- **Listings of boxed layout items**
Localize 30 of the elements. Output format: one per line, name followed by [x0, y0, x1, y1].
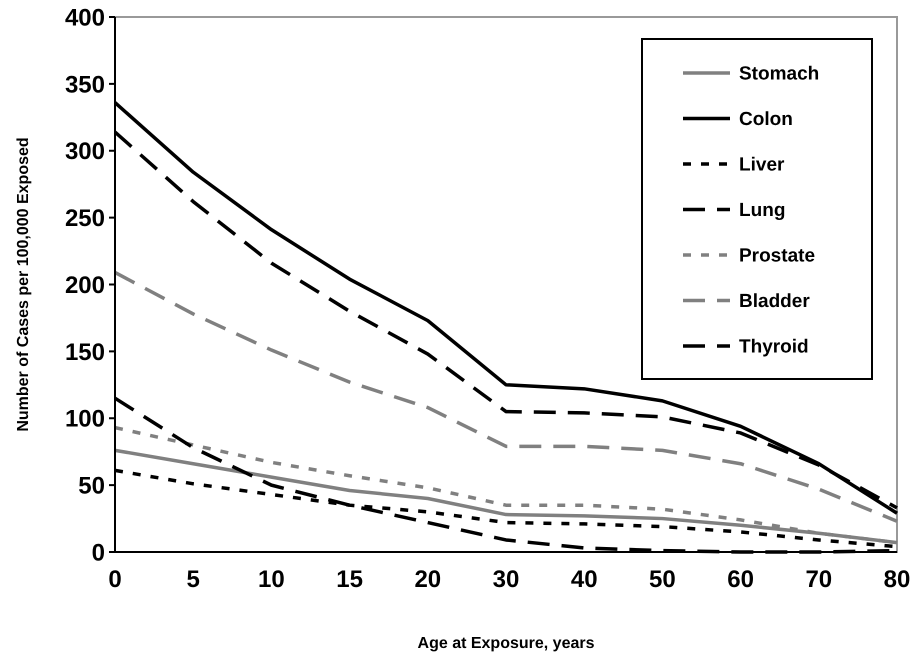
legend-label: Thyroid: [739, 336, 809, 358]
y-tick-label: 50: [78, 472, 105, 500]
y-tick-label: 250: [64, 205, 105, 232]
x-tick-label: 70: [805, 566, 832, 593]
legend-label: Prostate: [739, 246, 816, 267]
line-series: [113, 270, 899, 523]
x-tick-label: 10: [258, 566, 285, 593]
x-tick-label: 5: [186, 566, 200, 593]
y-tick-label: 150: [64, 338, 105, 366]
x-tick-label: 15: [336, 566, 363, 593]
y-tick-label: 0: [92, 539, 105, 566]
legend-label: Stomach: [739, 64, 820, 85]
x-tick-label: 40: [570, 566, 598, 593]
x-tick-label: 60: [727, 566, 754, 593]
legend-label: Colon: [739, 109, 793, 130]
y-tick-label: 200: [64, 272, 105, 299]
legend-label: Lung: [739, 200, 786, 222]
y-tick-label: 400: [64, 4, 105, 32]
legend-label: Bladder: [739, 291, 810, 312]
x-tick-label: 20: [414, 566, 442, 593]
legend-label: Liver: [739, 154, 786, 176]
x-tick-label: 0: [108, 566, 122, 593]
y-tick-label: 350: [64, 71, 105, 98]
y-tick-label: 100: [64, 406, 105, 433]
y-tick-label: 300: [64, 138, 105, 166]
x-tick-label: 50: [649, 566, 676, 593]
x-tick-label: 80: [884, 566, 910, 593]
y-axis-title: Number of Cases per 100,000 Exposed: [15, 137, 32, 432]
x-tick-label: 30: [492, 566, 520, 593]
x-axis-title: Age at Exposure, years: [418, 635, 595, 652]
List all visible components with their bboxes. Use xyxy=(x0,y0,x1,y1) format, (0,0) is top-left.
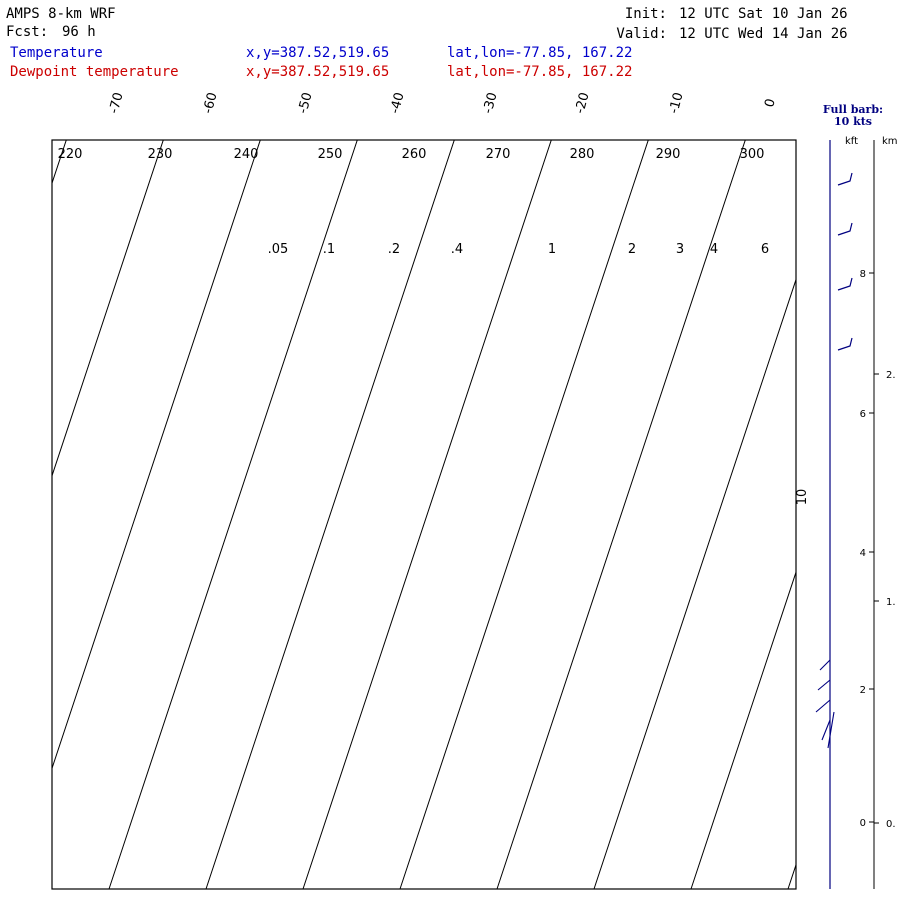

- **Problem description**
Retype the lines from the start of the listings up to and including the line containing "legend-label: Prostate: [739, 246, 816, 267]", leaving out the pictures.

- **Task answer**
Localize 30 of the elements. Output format: one per line, name followed by [x0, y0, x1, y1].
legend-label: Thyroid: [739, 336, 809, 358]
y-tick-label: 50: [78, 472, 105, 500]
y-tick-label: 250: [64, 205, 105, 232]
x-tick-label: 70: [805, 566, 832, 593]
legend-label: Prostate: [739, 246, 816, 267]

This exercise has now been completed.